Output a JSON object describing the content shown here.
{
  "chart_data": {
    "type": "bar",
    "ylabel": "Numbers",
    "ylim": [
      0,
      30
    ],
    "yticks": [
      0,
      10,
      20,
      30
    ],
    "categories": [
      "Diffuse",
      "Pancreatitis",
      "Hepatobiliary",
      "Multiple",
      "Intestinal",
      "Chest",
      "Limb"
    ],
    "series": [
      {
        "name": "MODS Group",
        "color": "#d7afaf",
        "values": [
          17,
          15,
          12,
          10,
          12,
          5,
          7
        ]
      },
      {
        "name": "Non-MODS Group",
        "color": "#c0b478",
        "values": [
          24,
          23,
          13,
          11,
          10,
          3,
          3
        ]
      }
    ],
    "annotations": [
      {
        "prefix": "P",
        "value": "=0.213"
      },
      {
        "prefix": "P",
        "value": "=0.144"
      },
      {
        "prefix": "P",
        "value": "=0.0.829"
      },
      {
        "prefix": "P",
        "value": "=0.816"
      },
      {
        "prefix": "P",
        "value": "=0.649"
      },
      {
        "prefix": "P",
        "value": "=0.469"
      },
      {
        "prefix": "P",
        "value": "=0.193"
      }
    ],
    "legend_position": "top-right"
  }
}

■ ■ ■ ■ ■ ■ ■

WORK TO BE COMPLETED: Please repeat the material above, word for word and in full.

ANSWER TO THIS TASK:
Output a JSON object describing the content shown here.
{
  "chart_data": {
    "type": "bar",
    "ylabel": "Numbers",
    "ylim": [
      0,
      30
    ],
    "yticks": [
      0,
      10,
      20,
      30
    ],
    "categories": [
      "Diffuse",
      "Pancreatitis",
      "Hepatobiliary",
      "Multiple",
      "Intestinal",
      "Chest",
      "Limb"
    ],
    "series": [
      {
        "name": "MODS Group",
        "color": "#d7afaf",
        "values": [
          17,
          15,
          12,
          10,
          12,
          5,
          7
        ]
      },
      {
        "name": "Non-MODS Group",
        "color": "#c0b478",
        "values": [
          24,
          23,
          13,
          11,
          10,
          3,
          3
        ]
      }
    ],
    "annotations": [
      {
        "prefix": "P",
        "value": "=0.213"
      },
      {
        "prefix": "P",
        "value": "=0.144"
      },
      {
        "prefix": "P",
        "value": "=0.0.829"
      },
      {
        "prefix": "P",
        "value": "=0.816"
      },
      {
        "prefix": "P",
        "value": "=0.649"
      },
      {
        "prefix": "P",
        "value": "=0.469"
      },
      {
        "prefix": "P",
        "value": "=0.193"
      }
    ],
    "legend_position": "top-right"
  }
}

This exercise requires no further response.